* [LIST OF TASKS]
1. According to the essay on Shor's algorithm, who requested the essay, and what position did that person hold?
2. Extend the essay on Shor's algorithm from its final sentence onward.

* [TEXT EXTRACT]
_ _ _

Suggestions and bugfixes welcome; I’ll continue revising over the next few days as time permits.

Shor, I’ll do it

Saturday, February 24th, 2007


I’ve been talking a lot recently about how quantum algorithms don’t work. But last week JR Minkel, an editor at Scientific American, asked me to write a brief essay about how quantum algorithms do work, which he could then link to from SciAm‘s website.”OK!” I replied, momentarily forgetting about the quantum algorithm tutorials that are already on the web. So, here’s the task I’ve set for myself: to explain Shor’s algorithm without using a single ket sign, or for that matter any math beyond arithmetic.

Alright, so let’s say you want to break the RSA cryptosystem, in order to rob some banks, read your ex’s email, whatever. We all know that breaking RSA reduces to finding the prime factors of a large integer N. Unfortunately, we also know that “trying all possible divisors in parallel,” and then instantly picking the right one, isn’t going to work. Hundreds of popular magazine articles notwithstanding, trying everything in parallel just isn’t the sort of thing that a quantum computer can do. Sure, in some sense you can “try all possible divisors” — but if you then measure the outcome, you’ll get a random divisor, which almost certainly won’t be the one you want.

_ _ _

* [EXCERPTED RECORDS]

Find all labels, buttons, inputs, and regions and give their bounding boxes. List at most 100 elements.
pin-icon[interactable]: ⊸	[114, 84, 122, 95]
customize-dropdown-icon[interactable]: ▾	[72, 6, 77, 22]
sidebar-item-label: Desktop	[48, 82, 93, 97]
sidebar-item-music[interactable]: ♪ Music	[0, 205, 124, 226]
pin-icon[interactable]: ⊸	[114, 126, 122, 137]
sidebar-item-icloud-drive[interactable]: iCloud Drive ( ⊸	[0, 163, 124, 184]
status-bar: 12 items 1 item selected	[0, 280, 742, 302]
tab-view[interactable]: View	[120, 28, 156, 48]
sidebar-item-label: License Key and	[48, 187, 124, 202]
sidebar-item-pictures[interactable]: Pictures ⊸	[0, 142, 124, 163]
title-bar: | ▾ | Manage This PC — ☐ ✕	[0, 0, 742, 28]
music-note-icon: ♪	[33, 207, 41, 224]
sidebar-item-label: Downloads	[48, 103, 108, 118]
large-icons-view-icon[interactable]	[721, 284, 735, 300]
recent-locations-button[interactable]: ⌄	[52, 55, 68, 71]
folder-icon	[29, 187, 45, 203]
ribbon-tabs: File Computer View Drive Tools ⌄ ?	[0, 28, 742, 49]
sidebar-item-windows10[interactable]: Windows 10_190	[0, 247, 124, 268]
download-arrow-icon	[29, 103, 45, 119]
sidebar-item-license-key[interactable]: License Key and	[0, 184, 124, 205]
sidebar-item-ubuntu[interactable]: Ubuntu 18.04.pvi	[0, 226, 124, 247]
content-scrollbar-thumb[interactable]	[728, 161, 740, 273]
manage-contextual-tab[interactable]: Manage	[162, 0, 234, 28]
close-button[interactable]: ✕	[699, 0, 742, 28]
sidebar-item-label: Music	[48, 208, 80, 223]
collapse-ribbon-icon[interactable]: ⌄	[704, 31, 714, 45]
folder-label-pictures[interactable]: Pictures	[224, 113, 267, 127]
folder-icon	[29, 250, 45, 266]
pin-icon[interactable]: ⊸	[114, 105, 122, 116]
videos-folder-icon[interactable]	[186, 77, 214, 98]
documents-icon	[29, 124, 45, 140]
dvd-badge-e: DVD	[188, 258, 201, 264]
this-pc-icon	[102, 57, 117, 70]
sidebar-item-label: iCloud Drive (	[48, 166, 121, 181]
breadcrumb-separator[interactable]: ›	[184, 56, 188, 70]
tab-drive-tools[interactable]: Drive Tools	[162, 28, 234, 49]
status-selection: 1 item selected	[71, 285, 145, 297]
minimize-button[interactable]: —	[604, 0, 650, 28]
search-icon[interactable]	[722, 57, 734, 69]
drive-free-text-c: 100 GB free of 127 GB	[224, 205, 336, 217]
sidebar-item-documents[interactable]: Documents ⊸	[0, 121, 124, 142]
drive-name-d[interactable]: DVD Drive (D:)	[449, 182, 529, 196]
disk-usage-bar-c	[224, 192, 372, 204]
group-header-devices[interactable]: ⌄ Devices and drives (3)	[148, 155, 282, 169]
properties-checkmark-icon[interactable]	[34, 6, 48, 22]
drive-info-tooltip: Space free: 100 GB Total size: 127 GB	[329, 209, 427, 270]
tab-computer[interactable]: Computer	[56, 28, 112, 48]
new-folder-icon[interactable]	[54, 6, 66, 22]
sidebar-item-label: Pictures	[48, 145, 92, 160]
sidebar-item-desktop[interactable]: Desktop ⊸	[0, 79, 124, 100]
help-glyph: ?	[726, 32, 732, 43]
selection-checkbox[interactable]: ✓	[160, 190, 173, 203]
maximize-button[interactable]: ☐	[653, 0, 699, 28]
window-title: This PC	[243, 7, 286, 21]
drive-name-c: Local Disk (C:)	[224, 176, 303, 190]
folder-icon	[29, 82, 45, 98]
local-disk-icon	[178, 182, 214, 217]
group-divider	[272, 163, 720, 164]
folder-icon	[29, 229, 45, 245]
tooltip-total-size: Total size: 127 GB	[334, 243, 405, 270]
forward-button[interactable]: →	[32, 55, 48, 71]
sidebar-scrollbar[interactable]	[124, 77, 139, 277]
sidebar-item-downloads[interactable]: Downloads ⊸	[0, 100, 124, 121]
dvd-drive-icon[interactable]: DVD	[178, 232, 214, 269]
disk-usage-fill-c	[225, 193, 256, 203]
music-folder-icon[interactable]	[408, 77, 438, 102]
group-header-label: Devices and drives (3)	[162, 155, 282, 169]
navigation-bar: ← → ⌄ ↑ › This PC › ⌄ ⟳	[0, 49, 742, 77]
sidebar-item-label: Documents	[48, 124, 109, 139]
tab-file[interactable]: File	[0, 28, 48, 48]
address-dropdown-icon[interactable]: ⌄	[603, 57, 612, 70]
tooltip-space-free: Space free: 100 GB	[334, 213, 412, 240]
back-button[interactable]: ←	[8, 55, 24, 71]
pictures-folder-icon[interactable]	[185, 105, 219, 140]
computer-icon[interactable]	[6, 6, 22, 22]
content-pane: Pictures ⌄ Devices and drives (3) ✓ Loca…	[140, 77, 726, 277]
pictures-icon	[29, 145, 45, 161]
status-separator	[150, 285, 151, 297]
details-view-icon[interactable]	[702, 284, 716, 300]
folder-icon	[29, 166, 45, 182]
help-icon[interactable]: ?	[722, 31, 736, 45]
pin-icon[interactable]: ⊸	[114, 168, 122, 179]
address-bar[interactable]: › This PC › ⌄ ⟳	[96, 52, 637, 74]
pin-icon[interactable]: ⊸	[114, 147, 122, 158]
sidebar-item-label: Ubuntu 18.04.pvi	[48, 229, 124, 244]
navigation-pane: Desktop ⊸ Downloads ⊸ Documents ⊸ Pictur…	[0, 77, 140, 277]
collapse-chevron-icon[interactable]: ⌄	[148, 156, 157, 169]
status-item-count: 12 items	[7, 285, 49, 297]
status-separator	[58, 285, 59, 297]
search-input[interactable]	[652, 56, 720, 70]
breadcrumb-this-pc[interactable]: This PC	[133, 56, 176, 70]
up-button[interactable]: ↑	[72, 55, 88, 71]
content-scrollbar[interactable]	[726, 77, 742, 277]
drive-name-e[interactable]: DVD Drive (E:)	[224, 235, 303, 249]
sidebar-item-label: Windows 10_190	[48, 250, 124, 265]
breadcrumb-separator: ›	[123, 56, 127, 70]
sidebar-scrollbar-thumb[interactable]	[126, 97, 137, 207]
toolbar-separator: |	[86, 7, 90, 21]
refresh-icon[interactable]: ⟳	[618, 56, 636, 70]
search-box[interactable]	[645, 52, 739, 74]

_ _ _

* [THE ANSWERS]
1. JR Minkel requested it; he was an editor at Scientific American.

2.
What this means is that, if we want a fast quantum factoring algorithm, we’re going to have to exploit some structure in the factoring problem: in other words, some mathematical property of factoring that it doesn’t share with just a generic problem of finding a needle in a haystack.

Fortunately, the factoring problem has oodles of special properties. Here’s one example: if I give you a positive integer, you might not know its prime factorization, but you do know that it has exactly one factorization! By contrast, if I gave you (say) a Sudoku puzzle and asked you to solve it, a priori you’d have no way of knowing whether it had exactly one solution, 200 million solutions, or no solutions at all. Of course, knowing that there’s exactly one needle in a haystack is still not much help in finding the needle! But this uniqueness is a hint that the factoring problem might have other nice mathematical properties lying around for the picking. As it turns out, it does.

The property we’ll exploit is the reducibility of factoring to another problem, called period-finding. OK, time for a brief number theory digression. Let’s look at my favorite sequence of integers since I was about five years old: the powers of two.

2, 4, 8, 16, 32, 64, 128, 256, 512, 1024, …

Now let’s look at the powers of 2 “mod 15”: in other words, the remainder when 15 divides each power of 2.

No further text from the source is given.